Please set down all the lines beneath this one exactly, without the pictures.

[Material shown]:
## Begin

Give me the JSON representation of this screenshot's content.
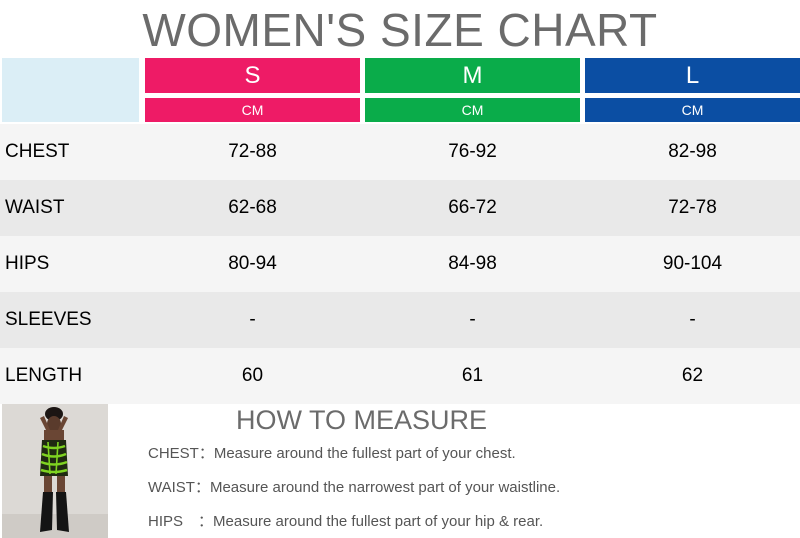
{
  "title": "WOMEN'S SIZE CHART",
  "colors": {
    "S": "#ee1b66",
    "M": "#0aac4a",
    "L": "#0b4ea3",
    "corner": "#dbeef6",
    "row_light": "#f5f5f5",
    "row_dark": "#e9e9e9"
  },
  "sizes": [
    {
      "label": "S",
      "unit": "CM"
    },
    {
      "label": "M",
      "unit": "CM"
    },
    {
      "label": "L",
      "unit": "CM"
    }
  ],
  "rows": [
    {
      "label": "CHEST",
      "values": [
        "72-88",
        "76-92",
        "82-98"
      ]
    },
    {
      "label": "WAIST",
      "values": [
        "62-68",
        "66-72",
        "72-78"
      ]
    },
    {
      "label": "HIPS",
      "values": [
        "80-94",
        "84-98",
        "90-104"
      ]
    },
    {
      "label": "SLEEVES",
      "values": [
        "-",
        "-",
        "-"
      ]
    },
    {
      "label": "LENGTH",
      "values": [
        "60",
        "61",
        "62"
      ]
    }
  ],
  "measure": {
    "title": "HOW TO MEASURE",
    "notes": [
      {
        "key": "CHEST：",
        "text": "Measure around the fullest part of your chest."
      },
      {
        "key": "WAIST：",
        "text": "Measure around the narrowest part of your waistline."
      },
      {
        "key": "HIPS　：",
        "text": "Measure around the fullest part of your hip & rear."
      }
    ]
  }
}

## End

[Task output]:
Give me the JSON representation of this screenshot's content.
{
  "title": "WOMEN'S SIZE CHART",
  "colors": {
    "S": "#ee1b66",
    "M": "#0aac4a",
    "L": "#0b4ea3",
    "corner": "#dbeef6",
    "row_light": "#f5f5f5",
    "row_dark": "#e9e9e9"
  },
  "sizes": [
    {
      "label": "S",
      "unit": "CM"
    },
    {
      "label": "M",
      "unit": "CM"
    },
    {
      "label": "L",
      "unit": "CM"
    }
  ],
  "rows": [
    {
      "label": "CHEST",
      "values": [
        "72-88",
        "76-92",
        "82-98"
      ]
    },
    {
      "label": "WAIST",
      "values": [
        "62-68",
        "66-72",
        "72-78"
      ]
    },
    {
      "label": "HIPS",
      "values": [
        "80-94",
        "84-98",
        "90-104"
      ]
    },
    {
      "label": "SLEEVES",
      "values": [
        "-",
        "-",
        "-"
      ]
    },
    {
      "label": "LENGTH",
      "values": [
        "60",
        "61",
        "62"
      ]
    }
  ],
  "measure": {
    "title": "HOW TO MEASURE",
    "notes": [
      {
        "key": "CHEST：",
        "text": "Measure around the fullest part of your chest."
      },
      {
        "key": "WAIST：",
        "text": "Measure around the narrowest part of your waistline."
      },
      {
        "key": "HIPS　：",
        "text": "Measure around the fullest part of your hip & rear."
      }
    ]
  }
}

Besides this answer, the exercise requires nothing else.